#### [Task instructions]
In the records below, pick out all lines containing the word "tela".

|---|

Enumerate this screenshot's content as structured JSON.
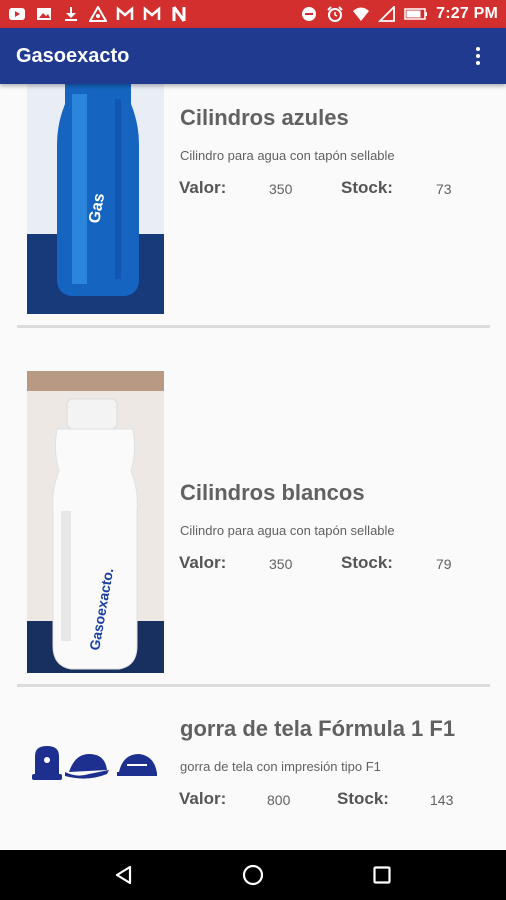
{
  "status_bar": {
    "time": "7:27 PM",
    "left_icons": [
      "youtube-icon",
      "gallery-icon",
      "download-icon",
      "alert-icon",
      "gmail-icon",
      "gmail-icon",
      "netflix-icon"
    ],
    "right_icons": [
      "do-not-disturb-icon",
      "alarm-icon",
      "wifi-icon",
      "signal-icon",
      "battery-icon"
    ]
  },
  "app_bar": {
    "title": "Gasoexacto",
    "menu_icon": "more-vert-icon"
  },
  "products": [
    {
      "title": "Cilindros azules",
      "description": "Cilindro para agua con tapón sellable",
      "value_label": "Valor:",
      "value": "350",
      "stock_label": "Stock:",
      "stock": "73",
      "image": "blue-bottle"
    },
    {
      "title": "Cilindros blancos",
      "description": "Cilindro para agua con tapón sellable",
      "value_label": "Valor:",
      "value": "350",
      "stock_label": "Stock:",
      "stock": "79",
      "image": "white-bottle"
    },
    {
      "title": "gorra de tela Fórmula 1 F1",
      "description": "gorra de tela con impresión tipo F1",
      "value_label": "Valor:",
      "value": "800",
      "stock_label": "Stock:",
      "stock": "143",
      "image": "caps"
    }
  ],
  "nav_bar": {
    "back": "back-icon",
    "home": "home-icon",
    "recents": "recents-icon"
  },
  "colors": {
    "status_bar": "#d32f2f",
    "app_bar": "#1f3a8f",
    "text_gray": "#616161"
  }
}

|---|

#### [Exercise response]
      "title": "gorra de tela Fórmula 1 F1",
      "description": "gorra de tela con impresión tipo F1",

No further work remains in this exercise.